Could you pick up the forum thread on imaging a FreeBSD system, shown below before the data, and continue it from its last line?

Passage given:
:::::

# Ghosting or Imaging a system



## rbizzell33 (Jun 16, 2010)

What software besides Acronis will let you image a FreeBsd System. I tried some software from this website http://www.feyrer.de/g4u/. It worked on a desktop system but when I tried the software on my FreeBsd system that is running on an HP Proliant ML 110 it just hung up. Is there any other software that will let you image an entire BSd system


----------



## wblock@ (Jun 16, 2010)

What are you trying to do?  Clone one system to others?  Backup?  Switch to a huge new disk?

dump/restore: not particularly fast, but only backs up used sectors.  You can restore to a differently-sized partition, and even retrieve individual files out of the dumpfile.  Probably the best-supported way to go.

Clonezilla and later versions (maybe beta) of System Rescue CD support UFS , and also only back up used sectors.  I haven't tested these with UFS much.  Restores to the same or larger partitions.

And then there's dd, which copies every block of the hard drive, used or not, and will create a huge image that will restore to an identically-sized partition.  Don't get source and destination confused, and the destination disk should be at least as big as the source.


----------



## phoenix (Jun 16, 2010)

:::::

Supplied material:
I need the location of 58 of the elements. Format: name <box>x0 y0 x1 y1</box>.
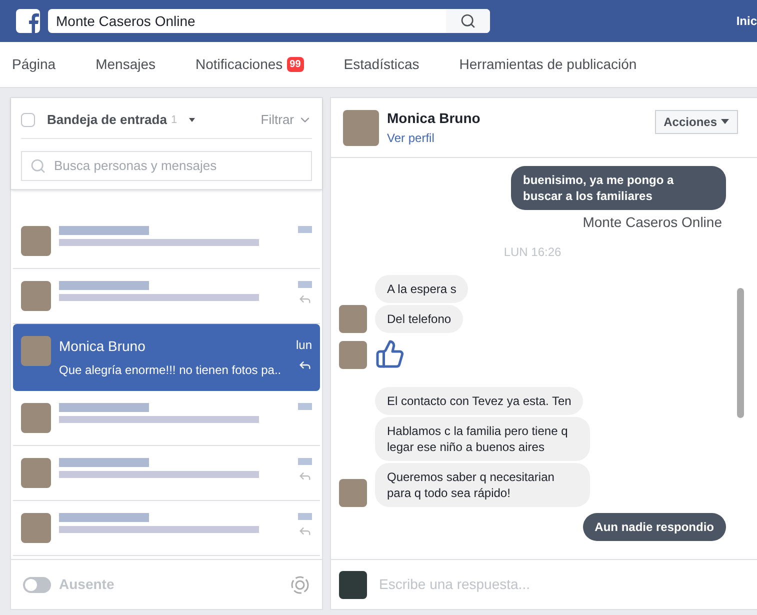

:::::

Solved exercise:
Rsync works wonderfully for this.  We use it to backup all our servers every night.  Recovery process is:

boot from LiveCD
partition drives
create filesystems
mount filesystems
rsync from backups server
reboot

If your backups/images server runs ZFS, then you can enable compression (and if running OpenSolaris, dedupe) to minimise disk usage.


----------



## rbizzell33 (Jun 17, 2010)

I want to be able to boot the system up in a disaster recovery situation and pull an image off of a backup server. Restore the whole system


----------



## ccc (Jul 31, 2010)

rbizzell33 said:
			
		

> I want to be able to boot the system up in a disaster recovery situation and pull an image off of a backup server. Restore the whole system



Try imaging and cloning tool *g4l*.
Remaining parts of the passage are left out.